| Challenge |
Wherever the string "document" appears, copy the whole line.

═════ Provided data ═════

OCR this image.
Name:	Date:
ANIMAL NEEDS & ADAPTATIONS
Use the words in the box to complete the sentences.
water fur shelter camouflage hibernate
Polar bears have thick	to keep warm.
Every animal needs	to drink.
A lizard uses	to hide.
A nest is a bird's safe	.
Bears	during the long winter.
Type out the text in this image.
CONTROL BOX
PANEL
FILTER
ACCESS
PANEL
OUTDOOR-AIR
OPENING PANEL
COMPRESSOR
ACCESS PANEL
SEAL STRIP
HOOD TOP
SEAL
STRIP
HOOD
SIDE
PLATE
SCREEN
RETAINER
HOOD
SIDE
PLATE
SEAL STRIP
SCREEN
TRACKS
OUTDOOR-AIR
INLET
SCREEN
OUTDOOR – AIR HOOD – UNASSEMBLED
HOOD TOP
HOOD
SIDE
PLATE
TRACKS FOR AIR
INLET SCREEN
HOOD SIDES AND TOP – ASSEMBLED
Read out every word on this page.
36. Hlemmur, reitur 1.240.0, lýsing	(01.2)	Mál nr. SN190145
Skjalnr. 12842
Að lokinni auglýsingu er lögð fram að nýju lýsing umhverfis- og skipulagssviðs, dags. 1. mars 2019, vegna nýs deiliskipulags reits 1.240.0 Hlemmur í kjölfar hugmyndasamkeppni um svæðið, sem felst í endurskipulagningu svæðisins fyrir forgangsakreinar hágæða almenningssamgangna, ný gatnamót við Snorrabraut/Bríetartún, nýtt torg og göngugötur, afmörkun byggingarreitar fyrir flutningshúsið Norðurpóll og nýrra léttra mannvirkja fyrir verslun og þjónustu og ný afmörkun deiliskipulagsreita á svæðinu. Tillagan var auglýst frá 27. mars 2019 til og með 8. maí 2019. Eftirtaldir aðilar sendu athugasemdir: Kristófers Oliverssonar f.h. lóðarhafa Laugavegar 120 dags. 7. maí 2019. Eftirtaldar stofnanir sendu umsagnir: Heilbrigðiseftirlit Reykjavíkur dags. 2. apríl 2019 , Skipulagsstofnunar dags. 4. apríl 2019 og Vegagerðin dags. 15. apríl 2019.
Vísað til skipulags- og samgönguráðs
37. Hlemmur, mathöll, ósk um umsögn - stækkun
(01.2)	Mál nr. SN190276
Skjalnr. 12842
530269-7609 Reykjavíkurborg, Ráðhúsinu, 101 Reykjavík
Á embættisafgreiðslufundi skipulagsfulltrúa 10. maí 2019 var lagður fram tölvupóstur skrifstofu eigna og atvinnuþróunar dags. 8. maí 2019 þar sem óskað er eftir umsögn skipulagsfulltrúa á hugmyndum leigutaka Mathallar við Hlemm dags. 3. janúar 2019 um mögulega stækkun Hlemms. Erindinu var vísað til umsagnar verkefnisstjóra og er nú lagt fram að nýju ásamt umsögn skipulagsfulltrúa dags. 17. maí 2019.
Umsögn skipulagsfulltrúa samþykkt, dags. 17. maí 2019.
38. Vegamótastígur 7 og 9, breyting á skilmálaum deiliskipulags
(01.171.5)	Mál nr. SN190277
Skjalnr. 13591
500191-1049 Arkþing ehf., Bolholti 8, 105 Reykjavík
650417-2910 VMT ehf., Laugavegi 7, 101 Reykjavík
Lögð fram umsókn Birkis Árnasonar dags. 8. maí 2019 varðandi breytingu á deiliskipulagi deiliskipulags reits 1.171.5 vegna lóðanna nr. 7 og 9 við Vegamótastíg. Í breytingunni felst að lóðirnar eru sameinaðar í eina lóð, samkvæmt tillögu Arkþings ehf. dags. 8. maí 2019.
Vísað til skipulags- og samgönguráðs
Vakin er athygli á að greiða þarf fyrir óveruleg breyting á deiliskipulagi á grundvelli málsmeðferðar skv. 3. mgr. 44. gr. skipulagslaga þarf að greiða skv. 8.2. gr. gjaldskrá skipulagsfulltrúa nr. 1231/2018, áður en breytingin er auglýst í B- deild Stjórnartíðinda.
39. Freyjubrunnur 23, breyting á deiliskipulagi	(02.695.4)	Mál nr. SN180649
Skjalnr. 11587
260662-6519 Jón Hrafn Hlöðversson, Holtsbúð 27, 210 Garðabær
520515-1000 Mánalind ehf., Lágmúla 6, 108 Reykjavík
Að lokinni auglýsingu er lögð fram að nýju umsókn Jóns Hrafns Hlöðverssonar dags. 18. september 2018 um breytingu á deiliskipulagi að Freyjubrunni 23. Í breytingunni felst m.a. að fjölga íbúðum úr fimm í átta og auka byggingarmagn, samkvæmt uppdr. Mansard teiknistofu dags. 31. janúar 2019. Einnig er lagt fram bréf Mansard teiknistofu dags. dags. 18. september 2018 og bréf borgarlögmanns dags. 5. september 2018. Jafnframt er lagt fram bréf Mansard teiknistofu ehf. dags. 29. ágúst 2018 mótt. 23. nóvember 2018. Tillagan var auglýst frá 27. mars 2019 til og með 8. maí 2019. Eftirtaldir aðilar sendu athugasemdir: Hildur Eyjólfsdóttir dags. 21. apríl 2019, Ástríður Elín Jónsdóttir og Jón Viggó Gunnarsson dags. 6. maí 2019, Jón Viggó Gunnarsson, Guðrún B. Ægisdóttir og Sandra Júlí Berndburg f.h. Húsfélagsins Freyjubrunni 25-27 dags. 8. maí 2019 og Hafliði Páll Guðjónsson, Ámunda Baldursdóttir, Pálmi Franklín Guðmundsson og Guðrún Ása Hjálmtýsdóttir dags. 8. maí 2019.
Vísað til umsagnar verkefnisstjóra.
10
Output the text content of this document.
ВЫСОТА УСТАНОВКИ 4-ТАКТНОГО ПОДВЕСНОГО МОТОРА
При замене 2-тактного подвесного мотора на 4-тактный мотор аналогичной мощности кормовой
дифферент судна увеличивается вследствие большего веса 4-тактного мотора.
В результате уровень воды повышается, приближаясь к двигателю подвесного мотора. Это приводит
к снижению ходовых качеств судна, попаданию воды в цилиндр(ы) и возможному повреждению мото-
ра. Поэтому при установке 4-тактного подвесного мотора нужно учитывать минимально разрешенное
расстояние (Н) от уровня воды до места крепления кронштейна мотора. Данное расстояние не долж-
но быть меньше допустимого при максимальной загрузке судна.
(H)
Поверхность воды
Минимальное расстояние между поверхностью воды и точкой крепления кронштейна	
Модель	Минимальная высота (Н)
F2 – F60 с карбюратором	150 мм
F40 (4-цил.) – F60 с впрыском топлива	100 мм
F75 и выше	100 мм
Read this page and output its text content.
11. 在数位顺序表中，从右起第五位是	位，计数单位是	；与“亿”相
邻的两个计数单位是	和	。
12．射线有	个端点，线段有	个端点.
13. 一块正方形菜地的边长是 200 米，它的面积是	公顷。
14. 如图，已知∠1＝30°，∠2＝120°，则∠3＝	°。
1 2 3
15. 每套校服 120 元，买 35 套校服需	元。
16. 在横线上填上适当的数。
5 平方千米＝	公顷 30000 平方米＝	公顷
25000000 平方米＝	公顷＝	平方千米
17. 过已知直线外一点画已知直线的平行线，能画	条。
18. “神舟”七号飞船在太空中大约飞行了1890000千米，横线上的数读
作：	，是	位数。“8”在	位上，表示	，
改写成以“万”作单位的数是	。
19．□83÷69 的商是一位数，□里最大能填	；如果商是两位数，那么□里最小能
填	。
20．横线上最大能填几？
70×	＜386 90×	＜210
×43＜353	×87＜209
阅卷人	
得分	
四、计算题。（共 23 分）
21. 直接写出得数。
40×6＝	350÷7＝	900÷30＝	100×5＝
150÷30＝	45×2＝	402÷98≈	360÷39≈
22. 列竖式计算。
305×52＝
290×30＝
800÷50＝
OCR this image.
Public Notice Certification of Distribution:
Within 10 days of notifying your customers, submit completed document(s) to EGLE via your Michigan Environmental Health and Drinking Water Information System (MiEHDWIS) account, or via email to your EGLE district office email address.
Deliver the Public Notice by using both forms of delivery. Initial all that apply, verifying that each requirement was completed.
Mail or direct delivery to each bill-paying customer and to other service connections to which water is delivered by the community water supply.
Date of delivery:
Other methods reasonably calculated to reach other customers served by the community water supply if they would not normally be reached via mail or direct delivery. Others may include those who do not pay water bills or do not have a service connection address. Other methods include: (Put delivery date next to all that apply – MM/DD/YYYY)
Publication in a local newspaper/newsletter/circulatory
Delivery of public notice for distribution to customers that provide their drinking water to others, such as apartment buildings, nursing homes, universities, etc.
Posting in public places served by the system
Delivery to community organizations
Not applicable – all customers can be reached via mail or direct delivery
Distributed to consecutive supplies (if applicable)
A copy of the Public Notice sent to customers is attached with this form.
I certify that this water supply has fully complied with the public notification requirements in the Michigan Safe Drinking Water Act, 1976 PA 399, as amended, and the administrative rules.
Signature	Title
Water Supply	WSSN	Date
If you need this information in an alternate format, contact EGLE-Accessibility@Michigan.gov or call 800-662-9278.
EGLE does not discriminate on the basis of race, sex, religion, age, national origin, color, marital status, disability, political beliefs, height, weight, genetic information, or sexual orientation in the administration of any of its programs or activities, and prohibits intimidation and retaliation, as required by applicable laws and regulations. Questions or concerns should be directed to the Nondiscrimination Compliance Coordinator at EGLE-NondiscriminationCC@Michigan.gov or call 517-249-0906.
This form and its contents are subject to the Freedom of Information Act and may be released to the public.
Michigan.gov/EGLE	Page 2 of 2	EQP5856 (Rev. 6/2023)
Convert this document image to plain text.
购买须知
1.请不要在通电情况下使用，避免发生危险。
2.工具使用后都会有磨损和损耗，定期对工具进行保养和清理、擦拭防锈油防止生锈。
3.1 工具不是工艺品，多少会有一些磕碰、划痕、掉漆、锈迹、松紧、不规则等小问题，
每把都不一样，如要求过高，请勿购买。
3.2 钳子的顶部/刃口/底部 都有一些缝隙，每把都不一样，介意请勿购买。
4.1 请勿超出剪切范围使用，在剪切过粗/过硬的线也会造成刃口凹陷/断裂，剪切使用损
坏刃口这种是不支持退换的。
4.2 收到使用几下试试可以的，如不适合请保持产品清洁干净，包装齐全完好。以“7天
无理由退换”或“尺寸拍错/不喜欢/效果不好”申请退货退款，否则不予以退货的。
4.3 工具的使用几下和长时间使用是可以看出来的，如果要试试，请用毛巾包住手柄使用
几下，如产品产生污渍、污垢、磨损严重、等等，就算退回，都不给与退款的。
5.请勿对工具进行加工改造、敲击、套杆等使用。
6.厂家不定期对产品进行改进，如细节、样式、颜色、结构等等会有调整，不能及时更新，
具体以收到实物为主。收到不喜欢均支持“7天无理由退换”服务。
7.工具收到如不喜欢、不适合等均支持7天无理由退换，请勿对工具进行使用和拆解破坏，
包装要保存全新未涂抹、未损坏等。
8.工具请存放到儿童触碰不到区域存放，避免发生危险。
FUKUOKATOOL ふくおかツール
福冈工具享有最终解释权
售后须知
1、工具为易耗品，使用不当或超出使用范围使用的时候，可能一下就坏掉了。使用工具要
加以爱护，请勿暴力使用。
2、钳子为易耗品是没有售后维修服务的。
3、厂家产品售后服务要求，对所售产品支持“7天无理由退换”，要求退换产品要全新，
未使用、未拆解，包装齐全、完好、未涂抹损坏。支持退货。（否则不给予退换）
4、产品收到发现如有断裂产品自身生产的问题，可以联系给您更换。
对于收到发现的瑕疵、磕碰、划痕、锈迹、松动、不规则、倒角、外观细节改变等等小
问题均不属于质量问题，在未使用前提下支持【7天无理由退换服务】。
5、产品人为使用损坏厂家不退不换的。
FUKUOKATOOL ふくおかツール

═════

| Full answer |
Output the text content of this document.
Within 10 days of notifying your customers, submit completed document(s) to EGLE via your Michigan Environmental Health and Drinking Water Information System (MiEHDWIS) account, or via email to your EGLE district office email address.
Convert this document image to plain text.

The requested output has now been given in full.